══ RECORDS TO PROCESS
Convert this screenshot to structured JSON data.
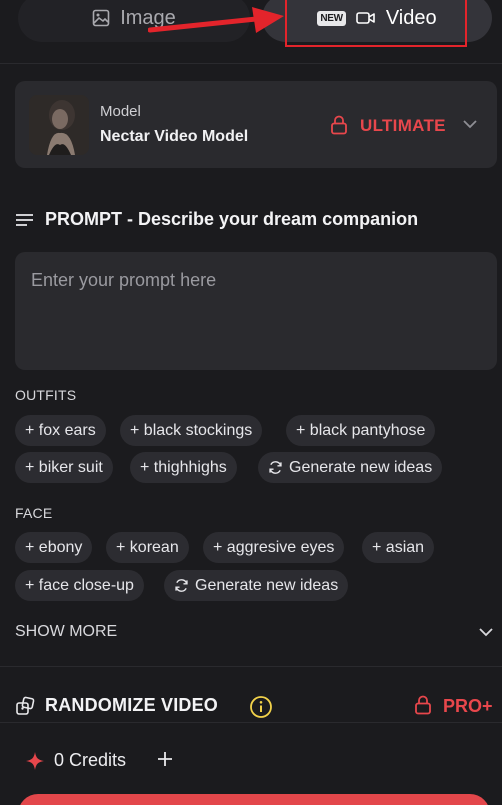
{
  "tabs": {
    "image_label": "Image",
    "video_label": "Video",
    "new_badge": "NEW"
  },
  "model": {
    "heading": "Model",
    "name": "Nectar Video Model",
    "tier": "ULTIMATE"
  },
  "prompt": {
    "title": "PROMPT - Describe your dream companion",
    "placeholder": "Enter your prompt here"
  },
  "outfits": {
    "label": "OUTFITS",
    "chips": [
      "+ fox ears",
      "+ black stockings",
      "+ black pantyhose",
      "+ biker suit",
      "+ thighhighs"
    ],
    "generate": "Generate new ideas"
  },
  "face": {
    "label": "FACE",
    "chips": [
      "+ ebony",
      "+ korean",
      "+ aggresive eyes",
      "+ asian",
      "+ face close-up"
    ],
    "generate": "Generate new ideas"
  },
  "show_more": "SHOW MORE",
  "randomize": {
    "title": "RANDOMIZE VIDEO",
    "tier": "PRO+"
  },
  "credits": {
    "label": "0 Credits"
  },
  "colors": {
    "background": "#1b1b1e",
    "card": "#2a2a2e",
    "accent_red": "#e8474c",
    "annotation_red": "#e3242b"
  }
}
════
**GOAL**.
Reproduce every entry word for word, but skip any pictures.

**OUTPUT FOR THIS TASK**.
Convert this screenshot to structured JSON data.
{
  "tabs": {
    "image_label": "Image",
    "video_label": "Video",
    "new_badge": "NEW"
  },
  "model": {
    "heading": "Model",
    "name": "Nectar Video Model",
    "tier": "ULTIMATE"
  },
  "prompt": {
    "title": "PROMPT - Describe your dream companion",
    "placeholder": "Enter your prompt here"
  },
  "outfits": {
    "label": "OUTFITS",
    "chips": [
      "+ fox ears",
      "+ black stockings",
      "+ black pantyhose",
      "+ biker suit",
      "+ thighhighs"
    ],
    "generate": "Generate new ideas"
  },
  "face": {
    "label": "FACE",
    "chips": [
      "+ ebony",
      "+ korean",
      "+ aggresive eyes",
      "+ asian",
      "+ face close-up"
    ],
    "generate": "Generate new ideas"
  },
  "show_more": "SHOW MORE",
  "randomize": {
    "title": "RANDOMIZE VIDEO",
    "tier": "PRO+"
  },
  "credits": {
    "label": "0 Credits"
  },
  "colors": {
    "background": "#1b1b1e",
    "card": "#2a2a2e",
    "accent_red": "#e8474c",
    "annotation_red": "#e3242b"
  }
}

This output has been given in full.